• _STATED TASK_
Repeat exactly the stretch of lines that starts with the one containing "What's the underlying" and ends with the last line of the material. Leave out pictures.

• _SUPPLIED INFORMATION_
--

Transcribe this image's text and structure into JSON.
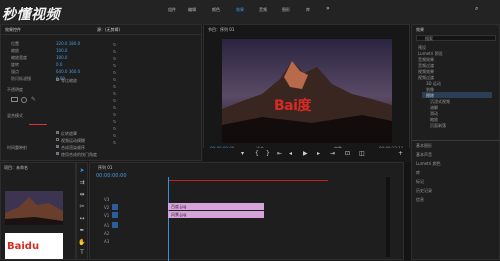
{
  "watermark": "秒懂视频",
  "menu": {
    "items": [
      "组件",
      "编辑",
      "颜色",
      "效果",
      "音频",
      "图形",
      "库"
    ],
    "active_index": 3
  },
  "source_panel": {
    "title": "源：(无剪辑)",
    "effect_controls_tab": "效果控件",
    "rows": [
      "位置",
      "缩放",
      "缩放宽度",
      "旋转",
      "锚点",
      "防闪烁滤镜",
      "不透明度",
      "混合模式",
      "时间重映射"
    ],
    "values": [
      "320.0  180.0",
      "100.0",
      "100.0",
      "0.0",
      "640.0  360.0",
      "0.00"
    ],
    "options": [
      "等比缩放",
      "反转遮罩",
      "视频运动模糊",
      "合成渲染顺序",
      "使用合成的快门角度"
    ]
  },
  "program_monitor": {
    "title": "节目：序列 01",
    "timecode": "00:00:00:00",
    "fit_label": "适合",
    "quality_label": "完整",
    "image_logo": "Bai度",
    "end_timecode": "00:00:12:11"
  },
  "effects_panel": {
    "title": "效果",
    "search_placeholder": "搜索",
    "tree": [
      "预设",
      "Lumetri 预设",
      "音频效果",
      "音频过渡",
      "视频效果",
      "视频过渡",
      "3D 运动",
      "划像",
      "擦除",
      "沉浸式视频",
      "溶解",
      "滑动",
      "缩放",
      "页面剥落"
    ],
    "footer": [
      "基本图形",
      "基本声音",
      "Lumetri 颜色",
      "库",
      "标记",
      "历史记录",
      "信息"
    ]
  },
  "project_panel": {
    "title": "项目：未命名",
    "thumb_label": "Baidu"
  },
  "timeline": {
    "title": "序列 01",
    "timecode": "00:00:00:00",
    "tracks": [
      "V3",
      "V2",
      "V1",
      "A1",
      "A2",
      "A3"
    ],
    "clip_v": "百度.jpg",
    "clip_v2": "风景.jpg"
  }
}
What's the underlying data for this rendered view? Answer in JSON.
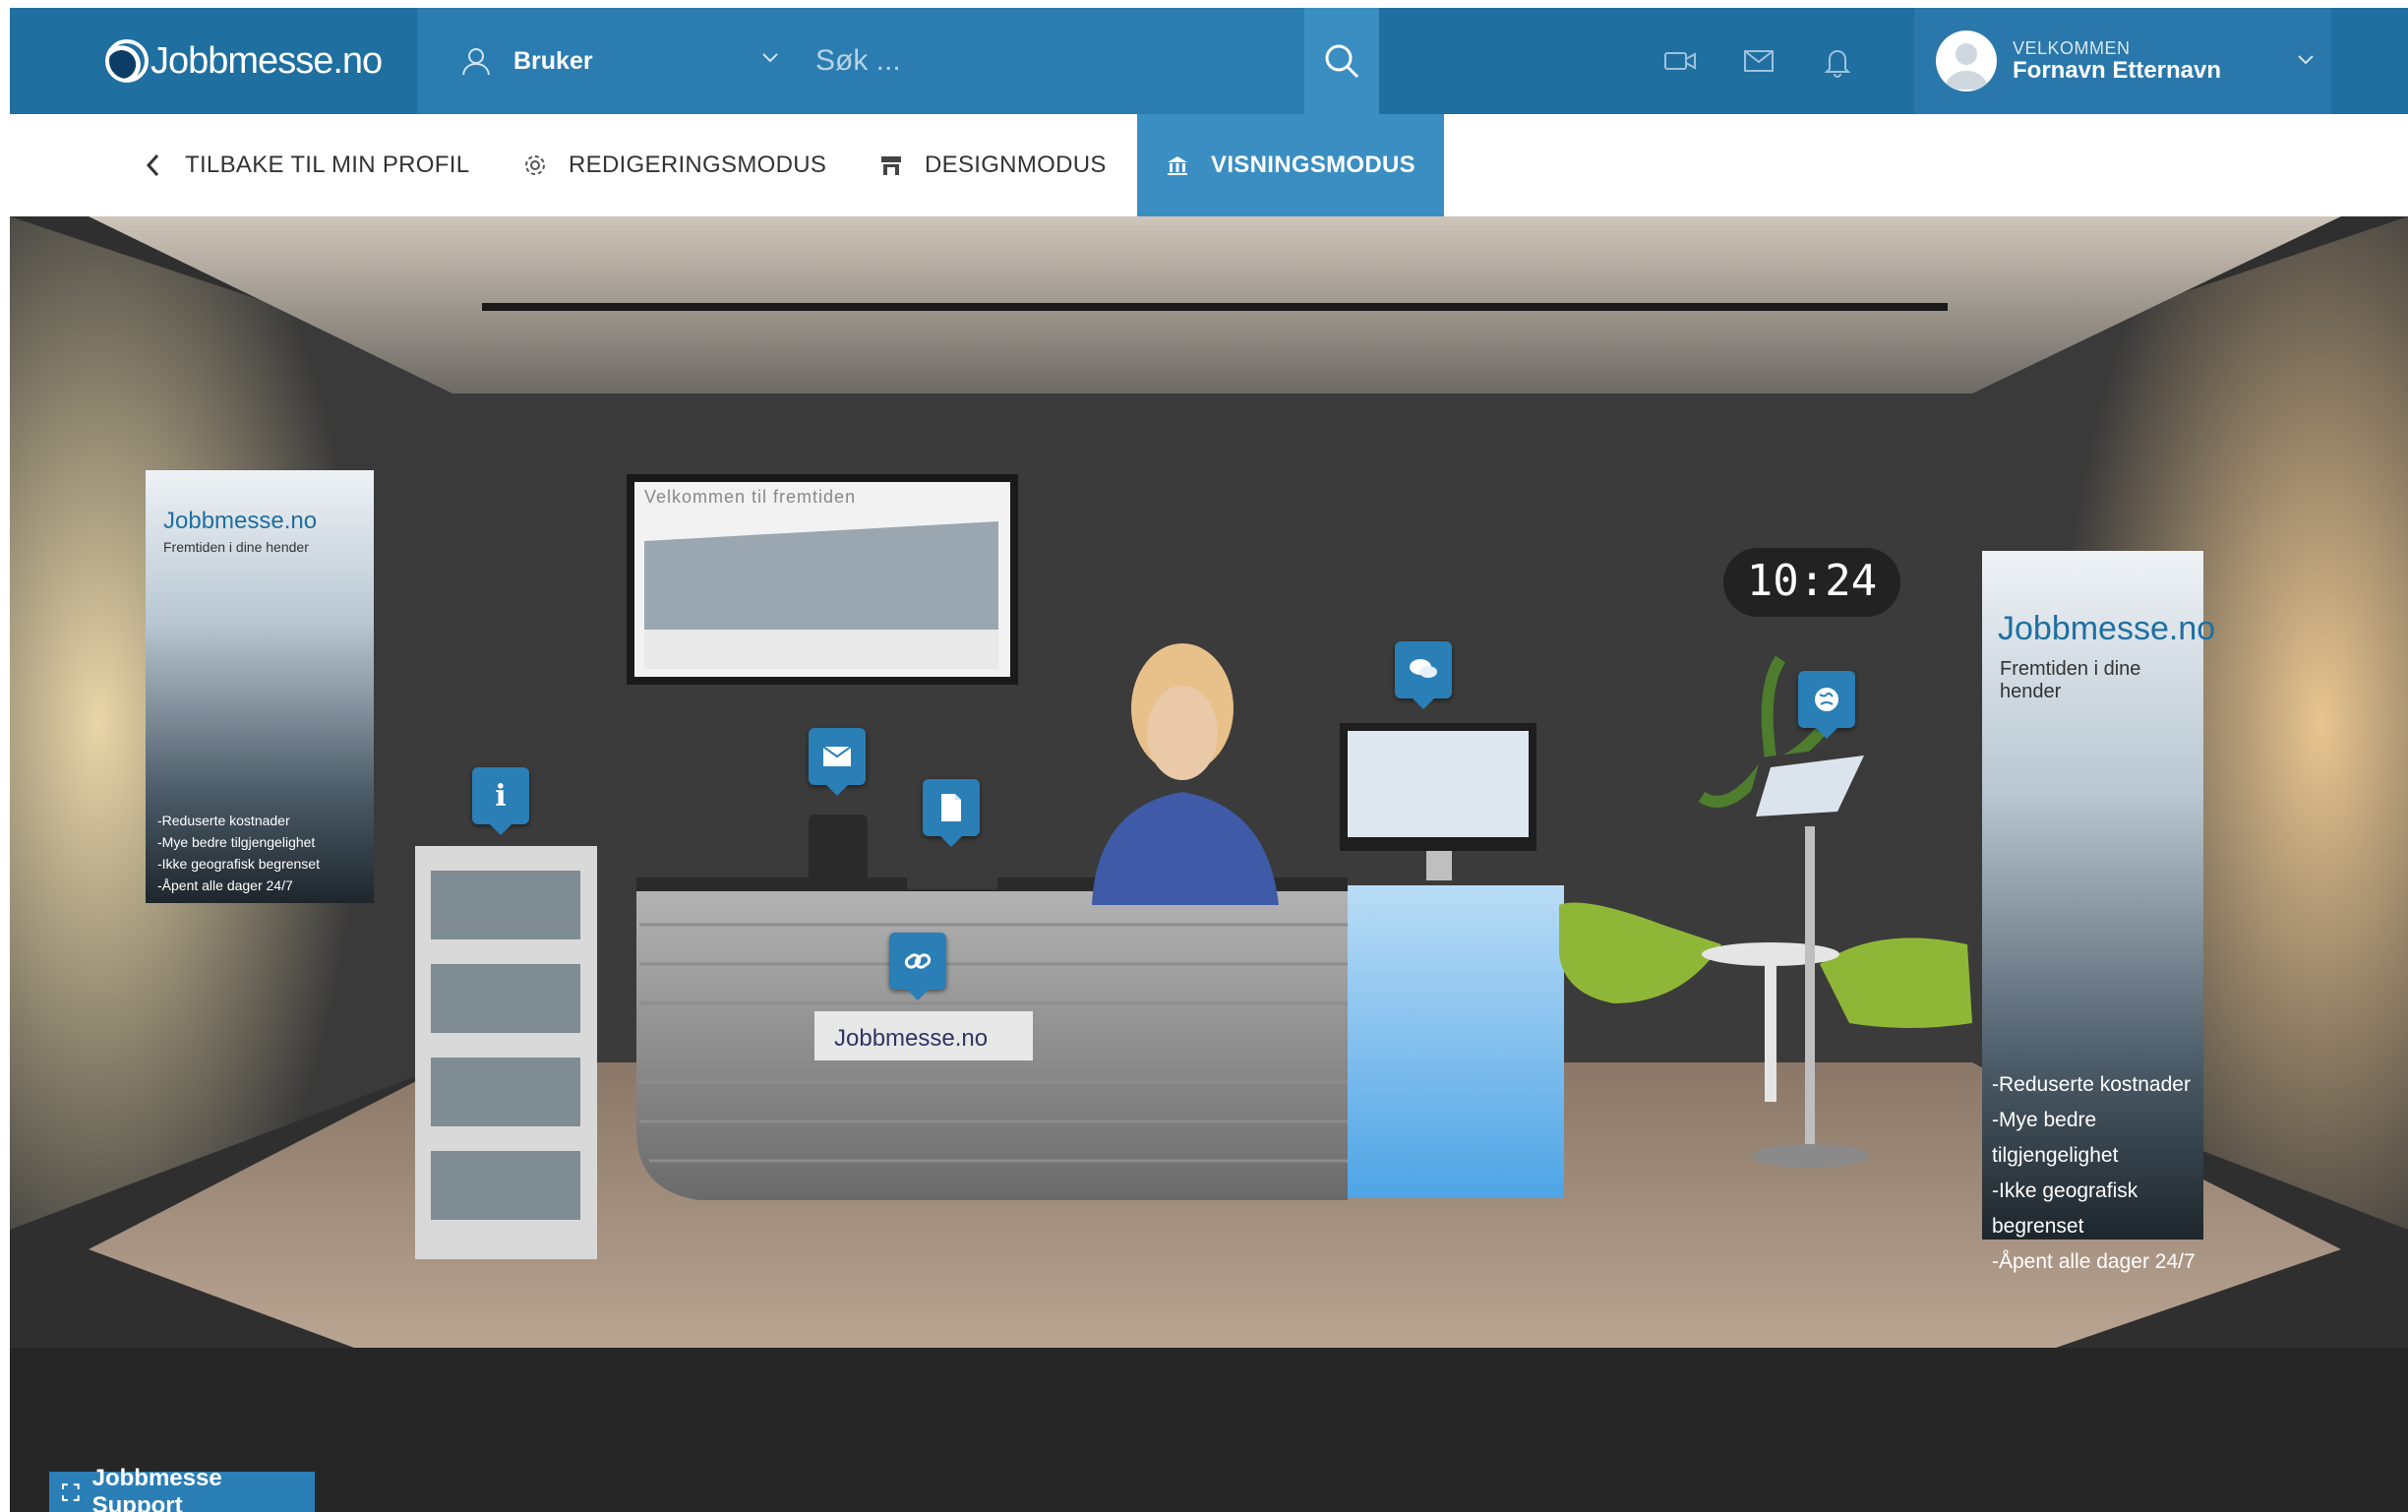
{
  "app": {
    "logo_text": "Jobbmesse.no"
  },
  "topbar": {
    "user_dropdown_label": "Bruker",
    "search_placeholder": "Søk ...",
    "welcome_small": "VELKOMMEN",
    "welcome_name": "Fornavn Etternavn"
  },
  "subnav": {
    "back": "TILBAKE TIL MIN PROFIL",
    "edit": "REDIGERINGSMODUS",
    "design": "DESIGNMODUS",
    "view": "VISNINGSMODUS"
  },
  "booth": {
    "clock": "10:24",
    "screen_title": "Velkommen til fremtiden",
    "desk_logo": "Jobbmesse.no",
    "banner_brand": "Jobbmesse.no",
    "banner_tagline": "Fremtiden i dine hender",
    "banner_bullets": [
      "-Reduserte kostnader",
      "-Mye bedre tilgjengelighet",
      "-Ikke geografisk begrenset",
      "-Åpent alle dager 24/7"
    ]
  },
  "support": {
    "label": "Jobbmesse Support"
  },
  "colors": {
    "primary": "#1f6fa0",
    "active": "#3a8ec2",
    "hotspot": "#2a7fb7"
  }
}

--

• _WRITTEN ANSWER_
What's the underlying data for this rendered view? Answer in JSON.
{
  "app": {
    "logo_text": "Jobbmesse.no"
  },
  "topbar": {
    "user_dropdown_label": "Bruker",
    "search_placeholder": "Søk ...",
    "welcome_small": "VELKOMMEN",
    "welcome_name": "Fornavn Etternavn"
  },
  "subnav": {
    "back": "TILBAKE TIL MIN PROFIL",
    "edit": "REDIGERINGSMODUS",
    "design": "DESIGNMODUS",
    "view": "VISNINGSMODUS"
  },
  "booth": {
    "clock": "10:24",
    "screen_title": "Velkommen til fremtiden",
    "desk_logo": "Jobbmesse.no",
    "banner_brand": "Jobbmesse.no",
    "banner_tagline": "Fremtiden i dine hender",
    "banner_bullets": [
      "-Reduserte kostnader",
      "-Mye bedre tilgjengelighet",
      "-Ikke geografisk begrenset",
      "-Åpent alle dager 24/7"
    ]
  },
  "support": {
    "label": "Jobbmesse Support"
  },
  "colors": {
    "primary": "#1f6fa0",
    "active": "#3a8ec2",
    "hotspot": "#2a7fb7"
  }
}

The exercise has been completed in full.